# Exercise inputs start
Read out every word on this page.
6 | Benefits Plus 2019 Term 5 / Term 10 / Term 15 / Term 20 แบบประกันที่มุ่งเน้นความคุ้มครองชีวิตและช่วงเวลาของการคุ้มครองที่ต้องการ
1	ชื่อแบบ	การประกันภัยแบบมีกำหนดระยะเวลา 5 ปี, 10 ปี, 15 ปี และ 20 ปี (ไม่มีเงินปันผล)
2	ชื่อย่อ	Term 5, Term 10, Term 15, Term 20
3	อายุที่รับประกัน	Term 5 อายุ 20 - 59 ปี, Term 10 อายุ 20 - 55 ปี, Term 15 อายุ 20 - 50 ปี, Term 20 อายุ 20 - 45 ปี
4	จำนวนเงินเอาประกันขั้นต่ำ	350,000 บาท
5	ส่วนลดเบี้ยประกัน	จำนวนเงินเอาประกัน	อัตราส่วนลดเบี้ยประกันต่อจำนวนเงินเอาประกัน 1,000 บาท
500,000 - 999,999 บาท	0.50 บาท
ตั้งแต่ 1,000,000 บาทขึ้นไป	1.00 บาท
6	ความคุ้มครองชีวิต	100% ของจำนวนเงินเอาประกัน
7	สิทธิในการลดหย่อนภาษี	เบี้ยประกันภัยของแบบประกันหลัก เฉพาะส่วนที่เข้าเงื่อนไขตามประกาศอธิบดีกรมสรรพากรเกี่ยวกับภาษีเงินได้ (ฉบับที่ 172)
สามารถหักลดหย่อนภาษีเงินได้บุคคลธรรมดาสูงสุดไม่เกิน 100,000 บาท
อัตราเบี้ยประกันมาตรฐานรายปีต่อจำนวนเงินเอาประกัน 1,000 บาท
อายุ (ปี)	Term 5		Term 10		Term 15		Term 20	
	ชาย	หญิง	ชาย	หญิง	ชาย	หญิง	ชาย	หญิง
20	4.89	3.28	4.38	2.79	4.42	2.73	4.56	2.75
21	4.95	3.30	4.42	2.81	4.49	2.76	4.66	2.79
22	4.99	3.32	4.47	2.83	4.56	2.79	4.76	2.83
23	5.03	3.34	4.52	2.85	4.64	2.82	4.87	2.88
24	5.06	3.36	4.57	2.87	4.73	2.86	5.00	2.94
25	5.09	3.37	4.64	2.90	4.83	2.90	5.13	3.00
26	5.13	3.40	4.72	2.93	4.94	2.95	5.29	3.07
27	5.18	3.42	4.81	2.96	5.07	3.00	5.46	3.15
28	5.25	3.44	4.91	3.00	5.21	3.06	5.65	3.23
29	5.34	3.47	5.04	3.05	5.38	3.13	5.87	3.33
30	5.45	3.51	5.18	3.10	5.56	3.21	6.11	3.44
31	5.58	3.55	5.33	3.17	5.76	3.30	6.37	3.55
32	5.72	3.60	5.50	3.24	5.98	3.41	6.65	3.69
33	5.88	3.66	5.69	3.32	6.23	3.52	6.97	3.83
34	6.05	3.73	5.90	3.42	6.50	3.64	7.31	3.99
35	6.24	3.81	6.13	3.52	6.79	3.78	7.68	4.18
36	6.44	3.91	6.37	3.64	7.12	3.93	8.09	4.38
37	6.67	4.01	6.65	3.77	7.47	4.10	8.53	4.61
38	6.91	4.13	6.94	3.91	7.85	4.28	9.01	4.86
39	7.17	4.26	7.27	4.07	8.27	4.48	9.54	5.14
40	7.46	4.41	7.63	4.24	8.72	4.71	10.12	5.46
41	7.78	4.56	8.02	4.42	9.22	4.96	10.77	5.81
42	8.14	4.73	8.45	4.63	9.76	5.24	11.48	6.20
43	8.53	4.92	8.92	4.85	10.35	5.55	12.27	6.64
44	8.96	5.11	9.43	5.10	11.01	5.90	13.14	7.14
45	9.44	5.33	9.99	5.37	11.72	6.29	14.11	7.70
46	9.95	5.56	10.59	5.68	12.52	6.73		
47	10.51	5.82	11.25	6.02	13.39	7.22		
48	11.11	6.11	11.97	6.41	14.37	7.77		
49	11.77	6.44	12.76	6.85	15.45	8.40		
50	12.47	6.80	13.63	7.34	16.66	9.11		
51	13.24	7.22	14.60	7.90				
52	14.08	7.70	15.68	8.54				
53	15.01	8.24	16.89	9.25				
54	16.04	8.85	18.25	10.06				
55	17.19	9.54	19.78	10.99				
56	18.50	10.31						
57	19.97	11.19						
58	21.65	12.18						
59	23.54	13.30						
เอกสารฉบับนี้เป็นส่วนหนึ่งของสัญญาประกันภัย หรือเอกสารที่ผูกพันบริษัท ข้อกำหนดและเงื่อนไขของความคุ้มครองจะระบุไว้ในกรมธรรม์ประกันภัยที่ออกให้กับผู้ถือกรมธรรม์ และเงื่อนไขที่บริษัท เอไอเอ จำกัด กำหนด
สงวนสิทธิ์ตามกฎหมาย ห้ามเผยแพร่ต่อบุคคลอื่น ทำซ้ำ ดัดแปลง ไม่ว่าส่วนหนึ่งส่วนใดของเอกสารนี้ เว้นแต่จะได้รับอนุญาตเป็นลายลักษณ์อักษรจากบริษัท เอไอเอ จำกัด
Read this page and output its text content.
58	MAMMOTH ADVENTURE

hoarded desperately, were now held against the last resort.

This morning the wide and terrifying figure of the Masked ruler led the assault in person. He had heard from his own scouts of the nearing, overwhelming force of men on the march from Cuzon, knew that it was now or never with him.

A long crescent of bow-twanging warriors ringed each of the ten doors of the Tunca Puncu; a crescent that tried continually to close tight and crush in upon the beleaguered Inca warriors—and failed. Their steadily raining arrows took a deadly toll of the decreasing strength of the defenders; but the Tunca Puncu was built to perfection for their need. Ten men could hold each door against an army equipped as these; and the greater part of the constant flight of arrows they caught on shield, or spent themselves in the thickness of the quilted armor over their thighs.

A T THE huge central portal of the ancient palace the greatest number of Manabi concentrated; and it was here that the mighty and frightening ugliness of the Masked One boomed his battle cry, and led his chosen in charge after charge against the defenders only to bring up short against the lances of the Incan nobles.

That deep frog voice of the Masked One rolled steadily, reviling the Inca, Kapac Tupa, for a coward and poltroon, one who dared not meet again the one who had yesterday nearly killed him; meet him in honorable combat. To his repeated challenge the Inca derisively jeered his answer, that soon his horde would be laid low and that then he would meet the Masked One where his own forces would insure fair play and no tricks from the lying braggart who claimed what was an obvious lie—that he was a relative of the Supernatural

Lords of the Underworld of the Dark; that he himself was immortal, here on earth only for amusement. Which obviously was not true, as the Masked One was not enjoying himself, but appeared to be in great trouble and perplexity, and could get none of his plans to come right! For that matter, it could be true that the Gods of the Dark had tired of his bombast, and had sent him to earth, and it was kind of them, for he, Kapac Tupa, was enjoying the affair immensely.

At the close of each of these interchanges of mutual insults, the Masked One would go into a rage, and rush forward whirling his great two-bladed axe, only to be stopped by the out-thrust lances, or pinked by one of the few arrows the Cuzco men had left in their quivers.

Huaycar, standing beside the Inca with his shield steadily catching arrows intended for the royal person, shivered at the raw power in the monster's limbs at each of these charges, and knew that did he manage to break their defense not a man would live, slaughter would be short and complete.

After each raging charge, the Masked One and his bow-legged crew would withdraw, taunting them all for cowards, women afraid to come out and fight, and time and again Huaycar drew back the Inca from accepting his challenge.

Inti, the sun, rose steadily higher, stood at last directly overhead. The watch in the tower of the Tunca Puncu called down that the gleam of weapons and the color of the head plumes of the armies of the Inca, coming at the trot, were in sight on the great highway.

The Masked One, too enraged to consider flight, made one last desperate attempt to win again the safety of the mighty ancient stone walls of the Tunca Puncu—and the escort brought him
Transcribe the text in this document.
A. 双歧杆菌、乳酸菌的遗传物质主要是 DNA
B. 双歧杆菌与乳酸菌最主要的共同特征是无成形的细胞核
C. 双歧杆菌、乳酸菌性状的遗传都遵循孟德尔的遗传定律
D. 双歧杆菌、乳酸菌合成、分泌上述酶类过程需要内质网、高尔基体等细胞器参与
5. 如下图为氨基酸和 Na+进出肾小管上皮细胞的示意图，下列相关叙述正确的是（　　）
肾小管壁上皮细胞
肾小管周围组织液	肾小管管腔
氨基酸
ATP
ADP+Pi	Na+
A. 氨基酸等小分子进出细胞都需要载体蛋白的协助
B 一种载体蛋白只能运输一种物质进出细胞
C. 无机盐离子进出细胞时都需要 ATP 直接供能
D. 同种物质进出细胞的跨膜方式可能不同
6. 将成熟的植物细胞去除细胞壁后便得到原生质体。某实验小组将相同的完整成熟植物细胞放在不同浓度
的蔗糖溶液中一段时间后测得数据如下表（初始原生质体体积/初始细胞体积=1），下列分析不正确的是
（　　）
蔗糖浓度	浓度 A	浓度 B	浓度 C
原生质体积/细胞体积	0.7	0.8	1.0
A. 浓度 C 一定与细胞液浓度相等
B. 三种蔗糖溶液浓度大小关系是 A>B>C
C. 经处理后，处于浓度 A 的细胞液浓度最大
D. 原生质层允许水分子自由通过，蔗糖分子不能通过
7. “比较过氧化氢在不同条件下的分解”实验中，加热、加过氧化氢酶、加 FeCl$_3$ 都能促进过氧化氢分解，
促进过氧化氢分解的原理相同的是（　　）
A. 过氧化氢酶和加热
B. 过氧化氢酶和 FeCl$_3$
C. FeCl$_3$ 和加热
# Exercise inputs end
Do this: Find the word "Huaycar" in the entries above and gather every line that holds it.

Answer to the problem:
Huaycar, standing beside the Inca with his shield steadily catching arrows intended for the royal person, shivered at the raw power in the monster's limbs at each of these charges, and knew that did he manage to break their defense not a man would live, slaughter would be short and complete.
After each raging charge, the Masked One and his bow-legged crew would withdraw, taunting them all for cowards, women afraid to come out and fight, and time and again Huaycar drew back the Inca from accepting his challenge.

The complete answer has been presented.